The opinion of the court was delivered by: MCAVOY
Plaintiff Board of Trustees of Trucking Employees of North Jersey Welfare Fund ("Board of Trustees") originally commenced this action November 30, 1993, in the District of New Jersey, but venue was transferred to the Northern District of New York on motion. In an order dated February 11, 1995, the Court dismissed plaintiff's original complaint under Fed. R. Civ. P. 12(b)(6) but granted plaintiff leave to refile. Plaintiff complied by submitting an Amended Complaint on March 21, 1995. Plaintiff seeks to recover a withdrawal liability assessment pursuant to ERISA, together with interest, statutory liquidated damages, and attorneys' fees, from defendants William Canny, Joseph Canny, Barbara Briggs, Dorothy Conlon, Franklin Fletcher, and Joseph Fletcher ("Canny Family"), as well as from defendant partnership they allegedly created ("Partnership").
The Board of Trustees moved for summary judgment against the Canny Family Partnership and against William Canny, Joseph Canny, Barbara Briggs, and Dorothy Conlon individually based on their failure to initiate arbitration regarding the withdrawal liability assessment pursuant to 29 U.S.C. § 1401. Defendants opposed the motion and moved separately to dismiss the Amended Complaint, or alternatively, to have the case remanded for arbitration and for a more definite statement. The Court heard oral argument on these motions on August 25, 1995. The following constitutes the Court's findings of fact and conclusions of law with respect to the issues raised.

* **GIVEN MATERIAL**
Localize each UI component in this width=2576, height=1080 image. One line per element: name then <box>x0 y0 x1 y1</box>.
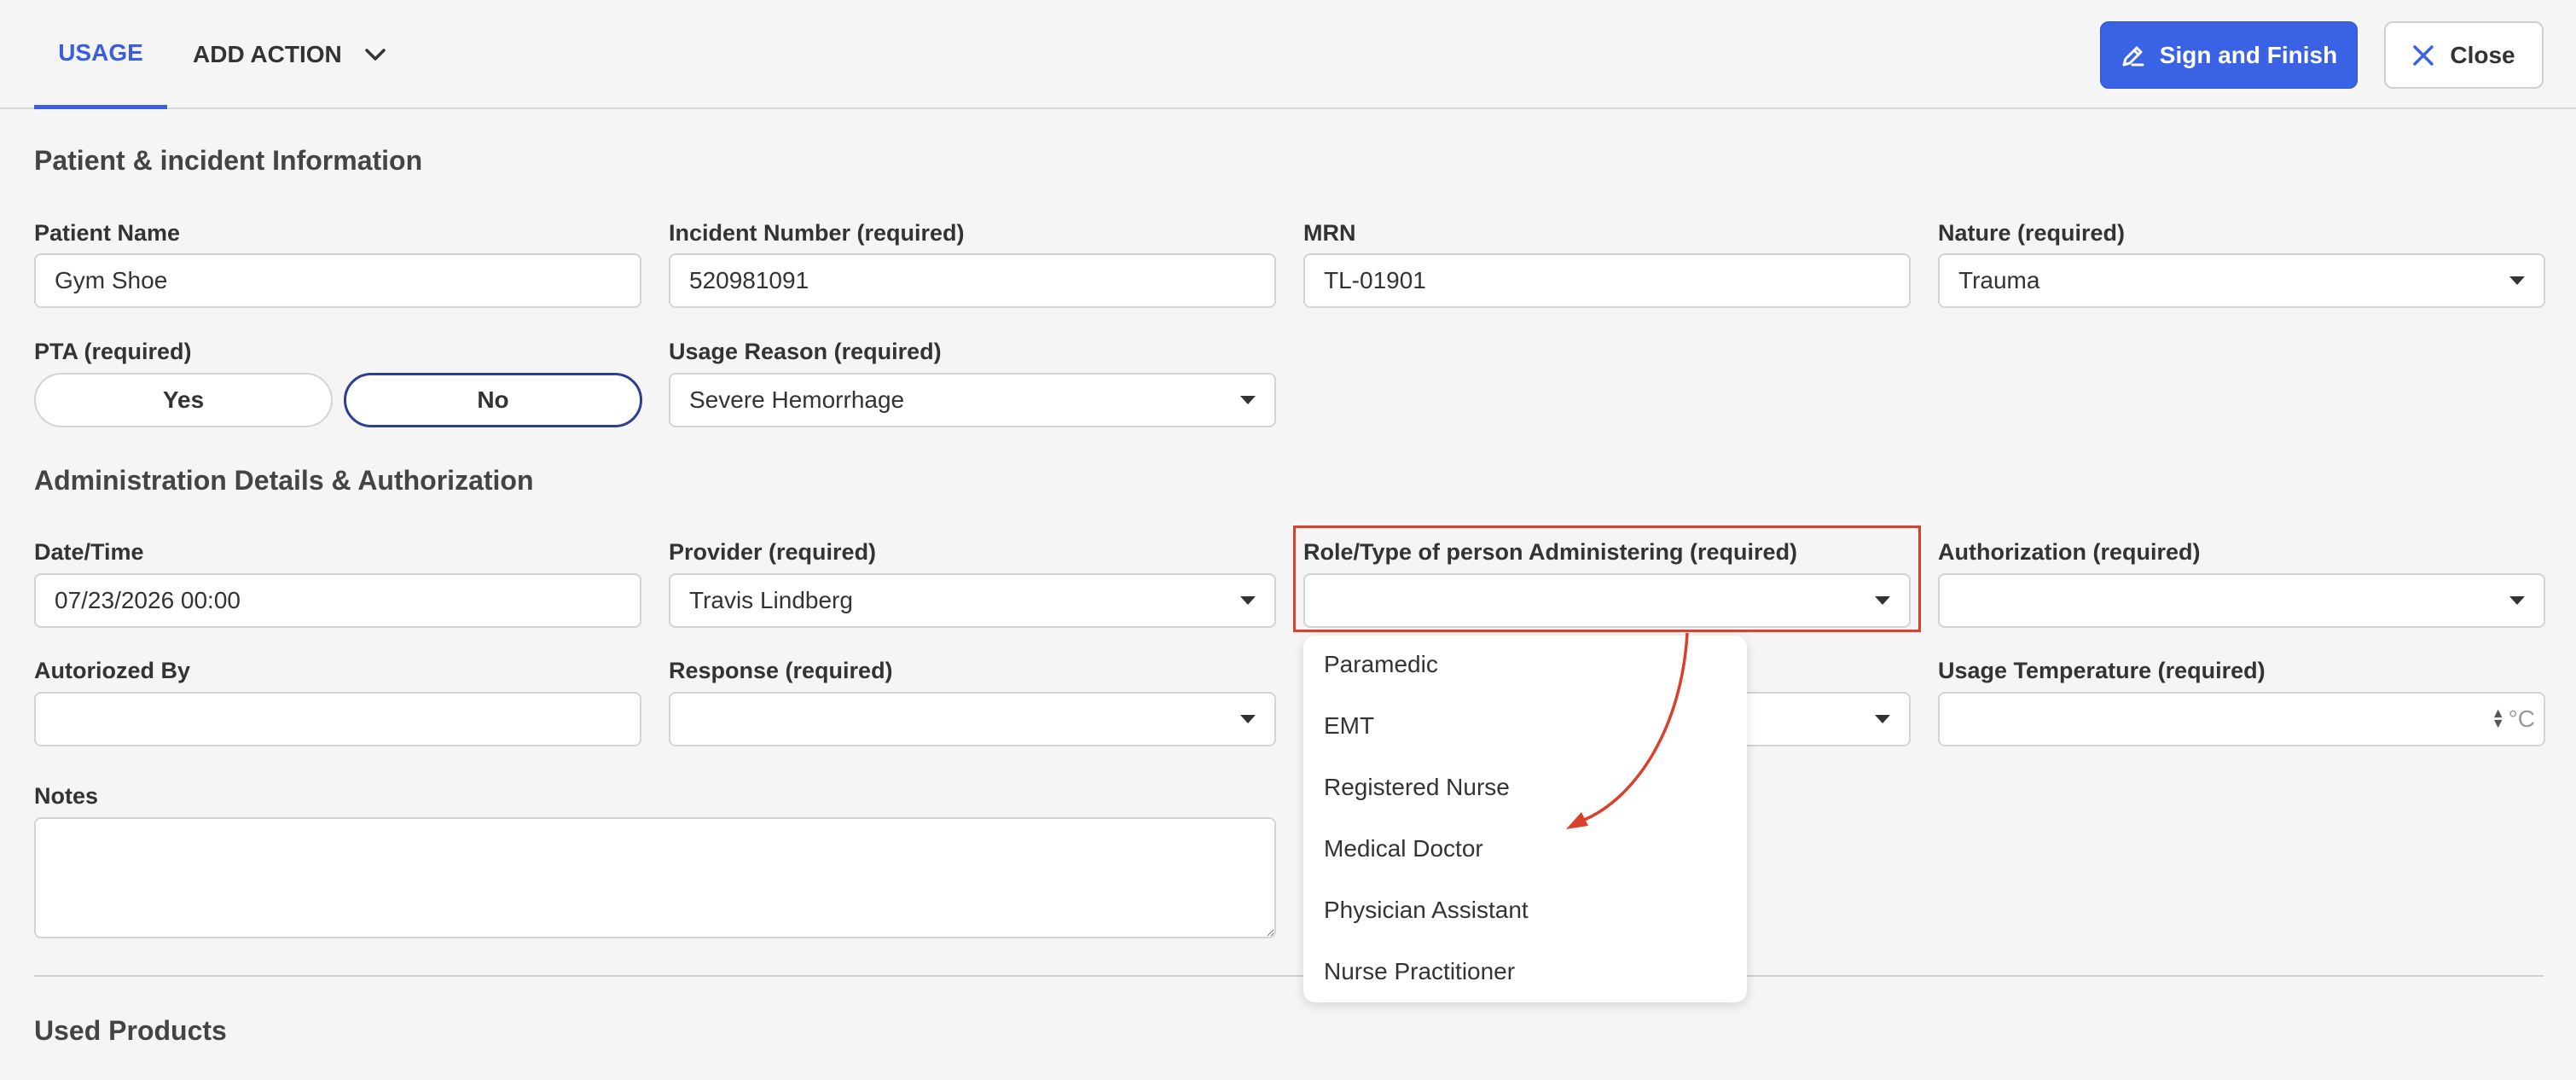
annotation-arrow <box>1566 632 1689 829</box>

* **WHAT YOU NEED TO DO**
**a)** According to the court opinion, on what date did the Court hear oral argument on the motions?
**b)** Translate this sentence from the court opinion into Spanish: "The Court heard oral argument on these motions on August 25, 1995."
**c)** Print the part of the court opinion starting at "The Board of" and ending at "the issues raised.".
Use only the court opinion, not the listing.

* **IN RESPONSE**
**a)** August 25, 1995.

**b)** El Tribunal escuchó los alegatos orales sobre estas mociones el 25 de agosto de 1995.

**c)**
The Board of Trustees moved for summary judgment against the Canny Family Partnership and against William Canny, Joseph Canny, Barbara Briggs, and Dorothy Conlon individually based on their failure to initiate arbitration regarding the withdrawal liability assessment pursuant to 29 U.S.C. § 1401. Defendants opposed the motion and moved separately to dismiss the Amended Complaint, or alternatively, to have the case remanded for arbitration and for a more definite statement. The Court heard oral argument on these motions on August 25, 1995. The following constitutes the Court's findings of fact and conclusions of law with respect to the issues raised.